- **Requirements**
Reproduce all of the data exactly, with no line skipped.

- **Exercise materials**
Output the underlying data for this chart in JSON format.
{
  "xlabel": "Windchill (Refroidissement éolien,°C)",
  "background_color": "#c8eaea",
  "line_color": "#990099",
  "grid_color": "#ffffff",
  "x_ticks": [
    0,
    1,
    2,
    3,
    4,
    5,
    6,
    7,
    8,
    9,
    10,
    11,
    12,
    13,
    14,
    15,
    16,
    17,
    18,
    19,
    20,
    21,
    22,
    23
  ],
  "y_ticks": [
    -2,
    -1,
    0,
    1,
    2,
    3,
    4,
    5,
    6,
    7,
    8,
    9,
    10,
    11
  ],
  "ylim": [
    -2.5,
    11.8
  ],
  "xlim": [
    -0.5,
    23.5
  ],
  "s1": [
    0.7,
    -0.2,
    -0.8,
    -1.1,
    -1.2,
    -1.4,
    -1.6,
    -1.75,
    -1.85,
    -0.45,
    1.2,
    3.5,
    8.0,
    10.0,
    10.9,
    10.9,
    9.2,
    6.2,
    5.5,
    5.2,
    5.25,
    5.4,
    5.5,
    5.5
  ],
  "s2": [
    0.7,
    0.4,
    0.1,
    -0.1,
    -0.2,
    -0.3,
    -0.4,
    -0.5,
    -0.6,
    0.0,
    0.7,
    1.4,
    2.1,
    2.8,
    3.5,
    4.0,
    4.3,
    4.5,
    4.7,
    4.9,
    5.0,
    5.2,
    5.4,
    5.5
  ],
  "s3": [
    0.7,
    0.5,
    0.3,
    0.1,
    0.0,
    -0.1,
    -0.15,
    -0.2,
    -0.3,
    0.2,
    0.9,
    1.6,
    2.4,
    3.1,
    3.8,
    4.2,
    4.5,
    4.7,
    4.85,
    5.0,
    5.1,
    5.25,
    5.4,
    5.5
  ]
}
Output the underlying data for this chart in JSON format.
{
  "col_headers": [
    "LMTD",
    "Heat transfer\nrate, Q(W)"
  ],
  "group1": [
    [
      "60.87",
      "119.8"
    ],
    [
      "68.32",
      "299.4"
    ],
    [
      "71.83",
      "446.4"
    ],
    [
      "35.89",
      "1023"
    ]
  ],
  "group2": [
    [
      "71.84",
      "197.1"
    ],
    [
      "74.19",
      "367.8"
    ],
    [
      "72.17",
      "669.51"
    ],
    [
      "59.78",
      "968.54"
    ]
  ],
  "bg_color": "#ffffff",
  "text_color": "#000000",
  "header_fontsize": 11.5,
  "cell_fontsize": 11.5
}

- **Written solution**
Output the underlying data for this chart in JSON format.
{
  "xlabel": "Windchill (Refroidissement éolien,°C)",
  "background_color": "#c8eaea",
  "line_color": "#990099",
  "grid_color": "#ffffff",
  "x_ticks": [
    0,
    1,
    2,
    3,
    4,
    5,
    6,
    7,
    8,
    9,
    10,
    11,
    12,
    13,
    14,
    15,
    16,
    17,
    18,
    19,
    20,
    21,
    22,
    23
  ],
  "y_ticks": [
    -2,
    -1,
    0,
    1,
    2,
    3,
    4,
    5,
    6,
    7,
    8,
    9,
    10,
    11
  ],
  "ylim": [
    -2.5,
    11.8
  ],
  "xlim": [
    -0.5,
    23.5
  ],
  "s1": [
    0.7,
    -0.2,
    -0.8,
    -1.1,
    -1.2,
    -1.4,
    -1.6,
    -1.75,
    -1.85,
    -0.45,
    1.2,
    3.5,
    8.0,
    10.0,
    10.9,
    10.9,
    9.2,
    6.2,
    5.5,
    5.2,
    5.25,
    5.4,
    5.5,
    5.5
  ],
  "s2": [
    0.7,
    0.4,
    0.1,
    -0.1,
    -0.2,
    -0.3,
    -0.4,
    -0.5,
    -0.6,
    0.0,
    0.7,
    1.4,
    2.1,
    2.8,
    3.5,
    4.0,
    4.3,
    4.5,
    4.7,
    4.9,
    5.0,
    5.2,
    5.4,
    5.5
  ],
  "s3": [
    0.7,
    0.5,
    0.3,
    0.1,
    0.0,
    -0.1,
    -0.15,
    -0.2,
    -0.3,
    0.2,
    0.9,
    1.6,
    2.4,
    3.1,
    3.8,
    4.2,
    4.5,
    4.7,
    4.85,
    5.0,
    5.1,
    5.25,
    5.4,
    5.5
  ]
}
Output the underlying data for this chart in JSON format.
{
  "col_headers": [
    "LMTD",
    "Heat transfer\nrate, Q(W)"
  ],
  "group1": [
    [
      "60.87",
      "119.8"
    ],
    [
      "68.32",
      "299.4"
    ],
    [
      "71.83",
      "446.4"
    ],
    [
      "35.89",
      "1023"
    ]
  ],
  "group2": [
    [
      "71.84",
      "197.1"
    ],
    [
      "74.19",
      "367.8"
    ],
    [
      "72.17",
      "669.51"
    ],
    [
      "59.78",
      "968.54"
    ]
  ],
  "bg_color": "#ffffff",
  "text_color": "#000000",
  "header_fontsize": 11.5,
  "cell_fontsize": 11.5
}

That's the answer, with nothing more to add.